▸ Excerpted text
---+---

The first mass migration of Turkish Cypriots to Turkey occurred in 1878 when the Ottoman Empire leased Cyprus to Great Britain. The flow of Turkish Cypriot emigration to Turkey continued in the aftermath of the First World War, and gained its greatest velocity in the mid-1920s. Economic motives played an important part of the continued migration to Turkey because conditions for the poor in Cyprus during the 1920s were especially harsh. Thereafter, Turkish Cypriots continued to migrate to Turkey during the Second World War in the 1940s and during the Cyprus conflict of the 1960s and 1970s.

---+---

(Document understanding records)
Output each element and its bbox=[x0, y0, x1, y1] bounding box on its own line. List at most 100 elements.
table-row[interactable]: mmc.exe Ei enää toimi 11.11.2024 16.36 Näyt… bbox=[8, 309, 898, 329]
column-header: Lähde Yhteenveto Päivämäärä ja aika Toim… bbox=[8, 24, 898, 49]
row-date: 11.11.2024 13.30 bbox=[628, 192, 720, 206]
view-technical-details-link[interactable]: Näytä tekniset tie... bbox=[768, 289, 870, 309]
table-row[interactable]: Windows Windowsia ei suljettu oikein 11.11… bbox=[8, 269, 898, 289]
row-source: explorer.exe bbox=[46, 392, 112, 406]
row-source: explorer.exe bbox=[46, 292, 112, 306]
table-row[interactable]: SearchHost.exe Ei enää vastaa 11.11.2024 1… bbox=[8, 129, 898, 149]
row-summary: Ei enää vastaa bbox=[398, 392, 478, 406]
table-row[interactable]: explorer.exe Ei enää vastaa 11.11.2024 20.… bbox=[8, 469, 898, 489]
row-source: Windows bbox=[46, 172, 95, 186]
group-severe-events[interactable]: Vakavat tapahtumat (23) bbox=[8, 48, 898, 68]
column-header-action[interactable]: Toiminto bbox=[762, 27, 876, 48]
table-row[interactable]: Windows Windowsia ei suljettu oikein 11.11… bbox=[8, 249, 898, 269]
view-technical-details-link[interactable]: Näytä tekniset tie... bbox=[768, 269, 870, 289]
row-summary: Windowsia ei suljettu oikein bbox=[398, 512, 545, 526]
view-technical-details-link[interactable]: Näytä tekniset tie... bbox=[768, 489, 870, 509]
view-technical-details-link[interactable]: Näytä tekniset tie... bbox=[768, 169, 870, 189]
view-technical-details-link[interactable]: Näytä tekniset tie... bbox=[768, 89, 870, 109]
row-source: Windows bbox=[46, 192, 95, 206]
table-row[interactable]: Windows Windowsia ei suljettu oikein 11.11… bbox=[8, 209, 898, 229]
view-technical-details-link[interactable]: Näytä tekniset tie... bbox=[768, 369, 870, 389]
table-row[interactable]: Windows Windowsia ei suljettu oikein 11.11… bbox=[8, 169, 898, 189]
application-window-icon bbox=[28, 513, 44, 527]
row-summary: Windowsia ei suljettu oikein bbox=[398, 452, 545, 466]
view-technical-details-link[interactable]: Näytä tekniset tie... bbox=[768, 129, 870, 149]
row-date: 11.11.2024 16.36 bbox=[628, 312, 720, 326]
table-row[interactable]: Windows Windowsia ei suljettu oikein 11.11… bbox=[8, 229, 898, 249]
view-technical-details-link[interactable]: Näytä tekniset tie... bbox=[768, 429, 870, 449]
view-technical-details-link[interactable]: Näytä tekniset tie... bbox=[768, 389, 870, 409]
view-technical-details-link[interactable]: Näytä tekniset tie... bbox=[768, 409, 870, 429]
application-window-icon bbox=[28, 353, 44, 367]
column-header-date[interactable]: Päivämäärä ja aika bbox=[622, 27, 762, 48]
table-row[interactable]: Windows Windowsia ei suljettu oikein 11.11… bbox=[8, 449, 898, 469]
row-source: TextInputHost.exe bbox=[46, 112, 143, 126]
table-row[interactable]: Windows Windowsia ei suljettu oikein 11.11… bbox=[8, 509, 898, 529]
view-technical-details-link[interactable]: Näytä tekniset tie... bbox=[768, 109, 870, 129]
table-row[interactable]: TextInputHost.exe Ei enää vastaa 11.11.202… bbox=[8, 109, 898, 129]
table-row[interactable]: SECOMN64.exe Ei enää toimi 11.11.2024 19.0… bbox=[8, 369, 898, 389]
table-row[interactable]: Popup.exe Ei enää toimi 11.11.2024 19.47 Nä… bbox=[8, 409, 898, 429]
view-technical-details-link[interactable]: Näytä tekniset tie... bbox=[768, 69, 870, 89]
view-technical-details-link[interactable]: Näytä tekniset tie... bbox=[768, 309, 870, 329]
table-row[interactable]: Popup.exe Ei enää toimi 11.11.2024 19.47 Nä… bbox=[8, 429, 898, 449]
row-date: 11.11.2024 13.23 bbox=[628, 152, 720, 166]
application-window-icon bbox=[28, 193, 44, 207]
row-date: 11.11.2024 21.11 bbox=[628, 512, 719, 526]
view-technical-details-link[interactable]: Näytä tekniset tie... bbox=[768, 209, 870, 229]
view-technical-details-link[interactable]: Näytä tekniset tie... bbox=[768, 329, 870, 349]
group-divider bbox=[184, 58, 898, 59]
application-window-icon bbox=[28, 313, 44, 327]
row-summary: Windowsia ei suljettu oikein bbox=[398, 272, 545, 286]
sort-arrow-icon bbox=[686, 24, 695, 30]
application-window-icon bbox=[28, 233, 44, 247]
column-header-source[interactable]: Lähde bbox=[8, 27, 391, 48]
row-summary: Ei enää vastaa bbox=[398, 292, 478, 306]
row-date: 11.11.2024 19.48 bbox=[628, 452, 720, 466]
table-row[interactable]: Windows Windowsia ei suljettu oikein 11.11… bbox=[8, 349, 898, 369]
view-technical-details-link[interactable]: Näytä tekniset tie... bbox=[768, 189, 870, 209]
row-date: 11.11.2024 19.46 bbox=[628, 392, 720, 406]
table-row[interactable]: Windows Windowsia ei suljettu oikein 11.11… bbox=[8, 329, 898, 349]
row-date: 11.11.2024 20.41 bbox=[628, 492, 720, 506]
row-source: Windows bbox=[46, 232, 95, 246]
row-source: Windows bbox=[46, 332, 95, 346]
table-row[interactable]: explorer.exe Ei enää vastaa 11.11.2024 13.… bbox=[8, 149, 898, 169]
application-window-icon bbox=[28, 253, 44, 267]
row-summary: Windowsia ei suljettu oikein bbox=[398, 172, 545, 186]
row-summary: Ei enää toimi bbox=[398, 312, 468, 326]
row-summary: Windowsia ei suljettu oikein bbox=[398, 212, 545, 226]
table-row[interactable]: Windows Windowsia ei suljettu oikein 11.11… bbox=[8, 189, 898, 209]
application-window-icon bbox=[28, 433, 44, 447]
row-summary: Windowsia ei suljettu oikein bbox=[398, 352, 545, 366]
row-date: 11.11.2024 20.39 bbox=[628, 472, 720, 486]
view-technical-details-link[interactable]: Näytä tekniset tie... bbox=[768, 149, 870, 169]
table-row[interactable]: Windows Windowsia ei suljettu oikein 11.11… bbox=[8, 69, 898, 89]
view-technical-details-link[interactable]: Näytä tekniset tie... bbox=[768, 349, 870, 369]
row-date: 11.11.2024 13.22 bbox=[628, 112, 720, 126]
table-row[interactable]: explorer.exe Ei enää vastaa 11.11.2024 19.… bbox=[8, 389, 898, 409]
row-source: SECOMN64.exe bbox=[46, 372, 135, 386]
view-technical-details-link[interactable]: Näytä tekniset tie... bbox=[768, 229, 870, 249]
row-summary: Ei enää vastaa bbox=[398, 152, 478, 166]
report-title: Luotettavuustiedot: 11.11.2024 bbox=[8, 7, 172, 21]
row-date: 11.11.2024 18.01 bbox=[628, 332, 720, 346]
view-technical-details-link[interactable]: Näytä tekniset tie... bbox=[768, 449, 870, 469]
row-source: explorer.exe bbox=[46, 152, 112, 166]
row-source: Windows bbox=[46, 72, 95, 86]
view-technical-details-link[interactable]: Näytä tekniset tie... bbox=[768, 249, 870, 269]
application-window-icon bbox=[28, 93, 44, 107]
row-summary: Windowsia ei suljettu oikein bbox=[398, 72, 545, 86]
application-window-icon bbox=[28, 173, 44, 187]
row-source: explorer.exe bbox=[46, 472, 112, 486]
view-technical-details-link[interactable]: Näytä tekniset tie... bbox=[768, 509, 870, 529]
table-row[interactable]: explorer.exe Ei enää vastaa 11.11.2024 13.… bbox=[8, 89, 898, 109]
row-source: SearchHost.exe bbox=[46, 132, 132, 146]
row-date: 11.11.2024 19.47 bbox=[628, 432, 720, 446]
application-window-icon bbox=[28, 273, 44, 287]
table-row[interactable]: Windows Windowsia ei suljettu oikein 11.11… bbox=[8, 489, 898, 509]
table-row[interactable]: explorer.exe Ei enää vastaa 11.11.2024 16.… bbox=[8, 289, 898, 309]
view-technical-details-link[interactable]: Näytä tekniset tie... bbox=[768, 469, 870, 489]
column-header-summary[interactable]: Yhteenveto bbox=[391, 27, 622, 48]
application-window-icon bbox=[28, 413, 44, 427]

---+---

▸ How to complete this task
Continue the passage on Turkish Cypriot migration to Turkey from where it stops.

▸ Response to the exercise
Initially, enthusiasm to emigrate to Turkey was inflated by the euphoria that greeted the birth of the newly established Republic of Turkey and later of promises of assistance to Turks who emigrated. A decision taken by the Turkish Government at the end of 1925, for instance, noted that the Turks of Cyprus had, according to the Treaty of Lausanne, the right to emigrate to the republic, and therefore, families that so emigrated would be given a house and sufficient land. The precise number of those who emigrated to Turkey is a matter that remains unknown. The press in Turkey reported in mid-1927 that of those who had opted for Turkish nationality, 5,000–6,000 Turkish Cypriots had already settled in Turkey. However, many Turkish Cypriots had already emigrated even before the rights accorded to them under the Treaty of Lausanne had come into force.

Metin Heper and Bilge Criss have summarized the migration of the late nineteenth and early twentieth century as follows:

The first wave of immigration from Cyprus occurred in 1878 when the Ottomans were obliged to lease the island to Great Britain; at that time, 15,000 people moved to Anatolia. When the 1923 Lausanne Treaty gave the island to Great Britain another 30,000 immigrants came to Turkey.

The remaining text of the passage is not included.